**REQUEST 1**
Summarize the article on handling tough questions in two sentences.
**REQUEST 2**
Rewrite everything in the article on tough questions from "Dealing with Tough" down to "time to time.", changing "leadership position" to "management role".
**REQUEST 3**
Continue the article on handling tough questions from the point where it stops.

**SUPPLIED TEXT**
◇ ◇ ◇
October 24, 2014 by Dr. Jon Warner in Presentation Skills

Dealing with Tough Questions

Some questions are very easy to answer and we simply take them in our stride. But this is not always the case, especially when an individual is in a leadership position. We therefore need to be better prepared or mentally ready to answer tough questions that may be put to us from time to time.

Although we can’t predict what questions we may be asked in detail, or how “tough” they may be, we can think about the different business stakeholders that may be interested in asking questions and then at the kind of questions that they may be interested in putting in response to any particular communication or presentation. Once we have done this, our best approach is then to be as prepared as possible in our approach. To help do this, in the list that follows are 10 handling strategies that you may draw upon to deal with almost any tough question that might be asked:

1. Establish the Question-asking Ground-rules

You can help yourself greatly with potentially difficult questions simply by establishing the ground-rules for questions at the outset.  For example, you can ask people to table questions in advance (not always possible but sometimes critical), get them to wait until the end of a talk, only ask one question at a time, and/or stay on topic as much as possible. The point here is to gain as much control as you can at the beginning.
◇ ◇ ◇
**DATA ENTRIES**
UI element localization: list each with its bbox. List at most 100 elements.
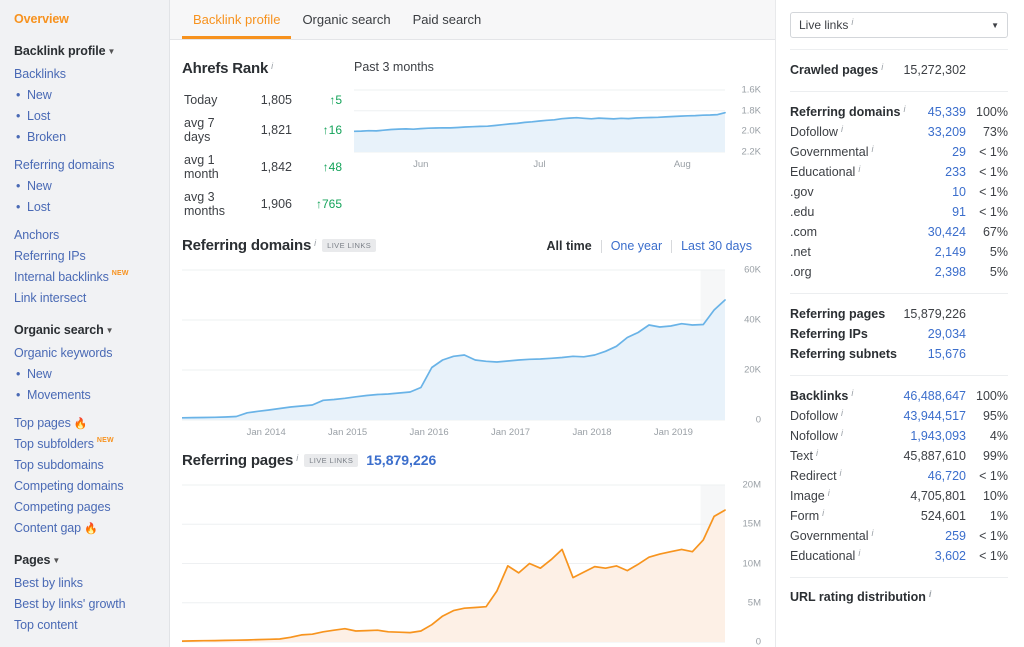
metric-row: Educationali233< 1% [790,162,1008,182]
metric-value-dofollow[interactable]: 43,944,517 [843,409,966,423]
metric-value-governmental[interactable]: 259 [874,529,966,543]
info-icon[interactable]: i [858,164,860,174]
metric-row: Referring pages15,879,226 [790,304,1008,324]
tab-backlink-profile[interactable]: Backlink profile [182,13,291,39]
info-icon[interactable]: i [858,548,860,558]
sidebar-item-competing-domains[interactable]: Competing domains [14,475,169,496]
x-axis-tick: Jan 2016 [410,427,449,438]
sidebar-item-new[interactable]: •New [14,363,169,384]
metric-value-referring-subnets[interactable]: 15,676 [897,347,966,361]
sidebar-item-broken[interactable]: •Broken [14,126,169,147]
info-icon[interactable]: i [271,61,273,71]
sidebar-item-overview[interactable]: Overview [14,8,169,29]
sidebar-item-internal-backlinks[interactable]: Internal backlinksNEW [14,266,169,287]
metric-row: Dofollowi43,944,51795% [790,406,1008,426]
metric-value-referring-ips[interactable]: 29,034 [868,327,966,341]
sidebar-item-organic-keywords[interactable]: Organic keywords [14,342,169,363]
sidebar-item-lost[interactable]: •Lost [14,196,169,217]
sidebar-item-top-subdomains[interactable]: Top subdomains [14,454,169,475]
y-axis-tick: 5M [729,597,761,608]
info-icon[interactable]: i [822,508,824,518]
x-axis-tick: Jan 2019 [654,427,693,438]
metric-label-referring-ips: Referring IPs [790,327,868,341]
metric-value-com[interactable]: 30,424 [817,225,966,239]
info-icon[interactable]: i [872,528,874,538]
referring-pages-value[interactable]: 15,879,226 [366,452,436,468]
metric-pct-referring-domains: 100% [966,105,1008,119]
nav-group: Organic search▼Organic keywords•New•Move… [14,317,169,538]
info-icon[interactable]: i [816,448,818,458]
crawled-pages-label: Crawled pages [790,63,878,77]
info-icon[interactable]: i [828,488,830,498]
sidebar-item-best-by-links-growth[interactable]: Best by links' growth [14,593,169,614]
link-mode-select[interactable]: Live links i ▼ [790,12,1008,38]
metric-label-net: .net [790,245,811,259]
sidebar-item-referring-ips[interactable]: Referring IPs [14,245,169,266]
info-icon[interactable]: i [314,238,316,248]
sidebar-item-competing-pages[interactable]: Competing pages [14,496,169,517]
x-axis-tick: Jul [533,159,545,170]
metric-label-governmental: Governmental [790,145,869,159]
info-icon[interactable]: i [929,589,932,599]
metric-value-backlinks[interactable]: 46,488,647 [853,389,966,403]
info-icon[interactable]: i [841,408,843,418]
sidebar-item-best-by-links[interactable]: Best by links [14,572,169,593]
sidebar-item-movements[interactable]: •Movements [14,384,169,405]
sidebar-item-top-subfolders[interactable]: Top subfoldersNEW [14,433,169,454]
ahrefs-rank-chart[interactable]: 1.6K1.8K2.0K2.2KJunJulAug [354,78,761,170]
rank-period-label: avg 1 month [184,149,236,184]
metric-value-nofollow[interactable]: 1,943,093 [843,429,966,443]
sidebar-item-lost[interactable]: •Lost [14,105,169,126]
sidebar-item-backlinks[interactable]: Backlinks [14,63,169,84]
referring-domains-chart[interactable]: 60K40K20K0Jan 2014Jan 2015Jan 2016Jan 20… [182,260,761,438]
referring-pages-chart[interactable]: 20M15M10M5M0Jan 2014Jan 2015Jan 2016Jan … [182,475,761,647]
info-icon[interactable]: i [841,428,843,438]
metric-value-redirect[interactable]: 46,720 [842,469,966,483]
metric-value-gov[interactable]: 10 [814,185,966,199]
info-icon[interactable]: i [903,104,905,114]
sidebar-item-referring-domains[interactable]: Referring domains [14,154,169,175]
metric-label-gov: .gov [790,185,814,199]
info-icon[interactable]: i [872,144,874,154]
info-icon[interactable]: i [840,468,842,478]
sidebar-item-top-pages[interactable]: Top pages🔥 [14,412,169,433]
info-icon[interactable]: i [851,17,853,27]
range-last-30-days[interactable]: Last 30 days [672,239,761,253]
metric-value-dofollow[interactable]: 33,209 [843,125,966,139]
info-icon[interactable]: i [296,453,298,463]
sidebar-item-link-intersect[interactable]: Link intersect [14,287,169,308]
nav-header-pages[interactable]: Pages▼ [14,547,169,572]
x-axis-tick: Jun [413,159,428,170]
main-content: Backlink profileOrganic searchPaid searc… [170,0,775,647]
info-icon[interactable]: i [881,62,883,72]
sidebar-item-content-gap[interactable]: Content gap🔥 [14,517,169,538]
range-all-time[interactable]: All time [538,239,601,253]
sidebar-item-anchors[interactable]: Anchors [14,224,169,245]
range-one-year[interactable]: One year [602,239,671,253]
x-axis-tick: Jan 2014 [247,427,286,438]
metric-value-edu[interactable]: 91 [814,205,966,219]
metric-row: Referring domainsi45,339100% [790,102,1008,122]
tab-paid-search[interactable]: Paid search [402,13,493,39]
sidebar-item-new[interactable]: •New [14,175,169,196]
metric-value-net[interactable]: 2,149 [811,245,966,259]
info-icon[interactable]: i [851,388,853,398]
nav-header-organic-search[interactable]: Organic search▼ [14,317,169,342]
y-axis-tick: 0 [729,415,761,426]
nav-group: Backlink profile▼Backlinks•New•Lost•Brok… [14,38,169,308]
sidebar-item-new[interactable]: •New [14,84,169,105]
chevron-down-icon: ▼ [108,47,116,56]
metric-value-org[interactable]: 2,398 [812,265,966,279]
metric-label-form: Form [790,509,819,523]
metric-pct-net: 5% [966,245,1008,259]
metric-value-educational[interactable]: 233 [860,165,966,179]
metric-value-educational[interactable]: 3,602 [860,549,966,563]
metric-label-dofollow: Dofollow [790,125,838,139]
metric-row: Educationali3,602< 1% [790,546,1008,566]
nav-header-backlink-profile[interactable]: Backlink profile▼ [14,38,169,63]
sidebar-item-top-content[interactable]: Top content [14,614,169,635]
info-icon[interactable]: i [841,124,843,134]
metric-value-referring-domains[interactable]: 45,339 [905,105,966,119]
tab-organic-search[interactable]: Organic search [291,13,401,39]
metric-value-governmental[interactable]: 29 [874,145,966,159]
◇ ◇ ◇
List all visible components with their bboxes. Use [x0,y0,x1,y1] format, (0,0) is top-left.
◇ ◇ ◇
**EXPECTED ANSWER 1**
Not every question is easy to answer, especially for someone in a leadership position, so it helps to prepare by considering which stakeholders might ask questions and what they might ask in response to a communication or presentation. The first of ten strategies offered is to establish ground-rules for questions at the outset, such as asking for questions in advance, having people wait until the end, allowing only one question at a time, and keeping to the topic, in order to gain as much control as possible from the beginning.

**EXPECTED ANSWER 2**
Dealing with Tough Questions

Some questions are very easy to answer and we simply take them in our stride. But this is not always the case, especially when an individual is in a management role. We therefore need to be better prepared or mentally ready to answer tough questions that may be put to us from time to time.

**EXPECTED ANSWER 3**
2. Take time to Reflect

Even though the person presenting the information often knows that a question is a difficult one to answer, many people try to answer too quickly and miss the chance to think or reflect for a few seconds. To buy time to do this you can repeat the question so everyone can hear or even paraphrase the question and ask the question-asker if that’s a fair summary. It’s also possible in some cases to throw the question open to the audience to buy time, asking “Does anyone here have any experience with that issue or challenge?” 

3. Compliment the Questioner

Although you always have to take care to be fair and even-handed to all, if someone asks a genuinely well-crafted question, even if it is tough to answer you can complement them on asking it (and buy yourself a few seconds of course). You can even say things like “I’m glad you asked that” or “thanks for asking that question because I forgot to raise something else that I think is relevant here” etc. 

4. Avoid getting defensive (and even embarrassing the questioner).

It’s tempting to become defensive when a question is put in a critical or a forthright manner but it is far better to remain calm, open and as non-defensive as possible and to offer a thoughtful answer in a measured way. It is also critical not to attack the question-asker or to try to embarrass them with an answer, even if it’s something like “didn’t I cover that?” or “that’s irrelevant to this discussion”. This often backfires badly with the rest of the audience who may either think it’s better to say nothing (which is not what you want) or ask even tougher questions to bait the presenter further. 

5. Defend your points and ideas, rather than yourself.

Some question-askers have their own agenda or want to get their own ideas across and may attack the presenter to do this (in gentle and not so gentle ways). This may even descend into personal comments such as “there’s no truth in that statement” or “I think you’ve missed the key point here” or even “you’ve clearly not done your homework” etc. In these circumstances, it is important to remember that the questioner (at least the vast majority of the time) is questioning your ideas and not you personally and as such, the response should be to defend your points not to get personally defensive.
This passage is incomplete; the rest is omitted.